#### Exercise directions
Copy all lines that contain the word "csak".

#### Material shown
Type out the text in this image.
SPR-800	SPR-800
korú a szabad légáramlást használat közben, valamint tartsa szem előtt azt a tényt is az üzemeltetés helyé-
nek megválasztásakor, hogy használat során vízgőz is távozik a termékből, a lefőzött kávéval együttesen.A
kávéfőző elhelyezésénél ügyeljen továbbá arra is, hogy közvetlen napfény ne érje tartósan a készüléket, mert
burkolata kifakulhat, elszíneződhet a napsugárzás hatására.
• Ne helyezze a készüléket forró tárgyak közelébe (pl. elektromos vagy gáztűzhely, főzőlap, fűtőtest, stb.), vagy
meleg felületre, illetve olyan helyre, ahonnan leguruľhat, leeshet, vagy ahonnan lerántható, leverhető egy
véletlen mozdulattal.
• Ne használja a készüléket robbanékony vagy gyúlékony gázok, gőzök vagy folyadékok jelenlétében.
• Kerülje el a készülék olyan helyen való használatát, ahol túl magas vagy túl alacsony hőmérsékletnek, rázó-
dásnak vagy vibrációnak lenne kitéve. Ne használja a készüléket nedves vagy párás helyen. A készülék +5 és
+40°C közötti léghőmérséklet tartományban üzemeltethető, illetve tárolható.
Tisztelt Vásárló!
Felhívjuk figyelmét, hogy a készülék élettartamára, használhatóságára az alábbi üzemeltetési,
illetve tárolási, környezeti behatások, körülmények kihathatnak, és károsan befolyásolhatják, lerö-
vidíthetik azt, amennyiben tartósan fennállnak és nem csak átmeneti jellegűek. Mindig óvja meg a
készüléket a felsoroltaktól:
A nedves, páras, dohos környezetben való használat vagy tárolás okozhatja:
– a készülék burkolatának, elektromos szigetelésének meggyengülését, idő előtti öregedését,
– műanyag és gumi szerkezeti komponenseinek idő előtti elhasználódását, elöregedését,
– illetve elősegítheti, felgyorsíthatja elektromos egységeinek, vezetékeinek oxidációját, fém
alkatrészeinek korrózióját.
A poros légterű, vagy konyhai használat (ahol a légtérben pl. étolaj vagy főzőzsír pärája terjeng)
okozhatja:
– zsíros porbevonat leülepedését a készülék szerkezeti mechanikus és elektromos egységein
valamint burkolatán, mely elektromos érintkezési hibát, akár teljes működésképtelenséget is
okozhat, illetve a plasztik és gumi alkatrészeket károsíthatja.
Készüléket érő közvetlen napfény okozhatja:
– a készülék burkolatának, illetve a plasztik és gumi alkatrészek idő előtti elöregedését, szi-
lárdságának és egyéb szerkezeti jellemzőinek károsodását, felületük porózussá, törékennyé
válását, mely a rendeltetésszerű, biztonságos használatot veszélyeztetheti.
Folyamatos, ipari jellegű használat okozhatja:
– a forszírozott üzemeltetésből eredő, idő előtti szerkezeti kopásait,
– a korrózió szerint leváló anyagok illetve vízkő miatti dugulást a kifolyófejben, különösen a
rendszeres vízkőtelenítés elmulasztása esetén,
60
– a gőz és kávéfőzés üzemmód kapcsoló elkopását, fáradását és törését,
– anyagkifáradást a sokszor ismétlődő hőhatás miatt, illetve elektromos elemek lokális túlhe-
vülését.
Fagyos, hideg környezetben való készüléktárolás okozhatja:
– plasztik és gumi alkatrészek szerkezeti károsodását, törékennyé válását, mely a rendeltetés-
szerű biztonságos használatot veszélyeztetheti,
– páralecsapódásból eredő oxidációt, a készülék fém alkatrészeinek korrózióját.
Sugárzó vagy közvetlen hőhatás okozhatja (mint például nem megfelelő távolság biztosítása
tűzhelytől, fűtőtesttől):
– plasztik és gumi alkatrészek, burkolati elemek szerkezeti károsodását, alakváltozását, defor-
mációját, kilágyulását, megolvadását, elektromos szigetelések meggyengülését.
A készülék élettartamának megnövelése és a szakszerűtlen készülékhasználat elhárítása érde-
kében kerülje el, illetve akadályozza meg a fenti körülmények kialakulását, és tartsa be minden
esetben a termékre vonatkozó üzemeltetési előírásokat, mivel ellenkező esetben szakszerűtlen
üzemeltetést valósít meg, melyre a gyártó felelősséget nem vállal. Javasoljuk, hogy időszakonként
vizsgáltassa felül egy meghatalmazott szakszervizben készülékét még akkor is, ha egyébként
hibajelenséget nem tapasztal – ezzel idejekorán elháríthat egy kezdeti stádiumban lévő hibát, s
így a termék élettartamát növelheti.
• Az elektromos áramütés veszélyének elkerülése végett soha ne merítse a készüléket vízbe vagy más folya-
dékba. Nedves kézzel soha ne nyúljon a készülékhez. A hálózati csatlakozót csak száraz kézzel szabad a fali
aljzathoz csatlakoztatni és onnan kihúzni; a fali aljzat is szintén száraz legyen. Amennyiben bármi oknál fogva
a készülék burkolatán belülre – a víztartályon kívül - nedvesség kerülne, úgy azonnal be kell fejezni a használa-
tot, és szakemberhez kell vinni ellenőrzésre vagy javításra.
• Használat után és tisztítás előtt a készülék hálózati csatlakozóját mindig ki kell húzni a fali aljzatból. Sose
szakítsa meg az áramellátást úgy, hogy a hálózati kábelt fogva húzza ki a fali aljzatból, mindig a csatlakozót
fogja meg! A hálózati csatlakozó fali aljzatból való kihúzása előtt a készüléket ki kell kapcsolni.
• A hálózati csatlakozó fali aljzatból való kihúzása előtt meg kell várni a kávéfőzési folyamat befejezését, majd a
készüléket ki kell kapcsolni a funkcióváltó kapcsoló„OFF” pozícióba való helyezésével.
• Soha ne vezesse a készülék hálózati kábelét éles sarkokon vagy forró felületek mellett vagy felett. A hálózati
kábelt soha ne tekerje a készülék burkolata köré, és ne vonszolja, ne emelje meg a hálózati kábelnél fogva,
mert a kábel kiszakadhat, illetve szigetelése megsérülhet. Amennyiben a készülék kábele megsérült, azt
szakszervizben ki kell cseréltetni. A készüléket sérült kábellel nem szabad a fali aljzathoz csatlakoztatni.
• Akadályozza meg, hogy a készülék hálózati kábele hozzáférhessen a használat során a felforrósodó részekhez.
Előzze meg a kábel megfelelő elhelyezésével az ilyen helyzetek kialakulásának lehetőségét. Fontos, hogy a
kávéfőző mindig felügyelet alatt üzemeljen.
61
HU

#### Output for this exercise
vidíthetik azt, amennyiben tartósan fennállnak és nem csak átmeneti jellegűek. Mindig óvja meg a
dékba. Nedves kézzel soha ne nyúljon a készülékhez. A hálózati csatlakozót csak száraz kézzel szabad a fali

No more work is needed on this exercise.